## WHAT THIS TASK INVOLVES
Copy every record below, exactly as written.

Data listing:
********
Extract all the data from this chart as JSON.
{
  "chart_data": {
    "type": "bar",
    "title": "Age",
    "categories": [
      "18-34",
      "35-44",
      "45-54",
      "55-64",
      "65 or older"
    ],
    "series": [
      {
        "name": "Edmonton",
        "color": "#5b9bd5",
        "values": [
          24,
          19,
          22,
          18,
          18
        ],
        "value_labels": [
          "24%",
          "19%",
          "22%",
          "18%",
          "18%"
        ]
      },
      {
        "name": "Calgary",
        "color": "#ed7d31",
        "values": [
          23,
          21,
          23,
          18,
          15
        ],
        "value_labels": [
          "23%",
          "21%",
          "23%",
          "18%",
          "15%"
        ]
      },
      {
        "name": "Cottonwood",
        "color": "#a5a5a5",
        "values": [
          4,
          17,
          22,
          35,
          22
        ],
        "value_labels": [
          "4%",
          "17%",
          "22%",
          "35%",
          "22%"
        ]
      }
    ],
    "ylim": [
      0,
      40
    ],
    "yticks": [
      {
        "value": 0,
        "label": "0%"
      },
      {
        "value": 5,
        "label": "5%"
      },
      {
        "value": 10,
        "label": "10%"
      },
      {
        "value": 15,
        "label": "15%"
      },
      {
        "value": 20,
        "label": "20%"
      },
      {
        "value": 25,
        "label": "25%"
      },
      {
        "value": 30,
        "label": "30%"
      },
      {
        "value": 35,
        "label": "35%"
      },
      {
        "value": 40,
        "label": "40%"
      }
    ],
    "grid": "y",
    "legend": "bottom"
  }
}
********
## RESPONSE FOR THIS EXERCISE
Extract all the data from this chart as JSON.
{
  "chart_data": {
    "type": "bar",
    "title": "Age",
    "categories": [
      "18-34",
      "35-44",
      "45-54",
      "55-64",
      "65 or older"
    ],
    "series": [
      {
        "name": "Edmonton",
        "color": "#5b9bd5",
        "values": [
          24,
          19,
          22,
          18,
          18
        ],
        "value_labels": [
          "24%",
          "19%",
          "22%",
          "18%",
          "18%"
        ]
      },
      {
        "name": "Calgary",
        "color": "#ed7d31",
        "values": [
          23,
          21,
          23,
          18,
          15
        ],
        "value_labels": [
          "23%",
          "21%",
          "23%",
          "18%",
          "15%"
        ]
      },
      {
        "name": "Cottonwood",
        "color": "#a5a5a5",
        "values": [
          4,
          17,
          22,
          35,
          22
        ],
        "value_labels": [
          "4%",
          "17%",
          "22%",
          "35%",
          "22%"
        ]
      }
    ],
    "ylim": [
      0,
      40
    ],
    "yticks": [
      {
        "value": 0,
        "label": "0%"
      },
      {
        "value": 5,
        "label": "5%"
      },
      {
        "value": 10,
        "label": "10%"
      },
      {
        "value": 15,
        "label": "15%"
      },
      {
        "value": 20,
        "label": "20%"
      },
      {
        "value": 25,
        "label": "25%"
      },
      {
        "value": 30,
        "label": "30%"
      },
      {
        "value": 35,
        "label": "35%"
      },
      {
        "value": 40,
        "label": "40%"
      }
    ],
    "grid": "y",
    "legend": "bottom"
  }
}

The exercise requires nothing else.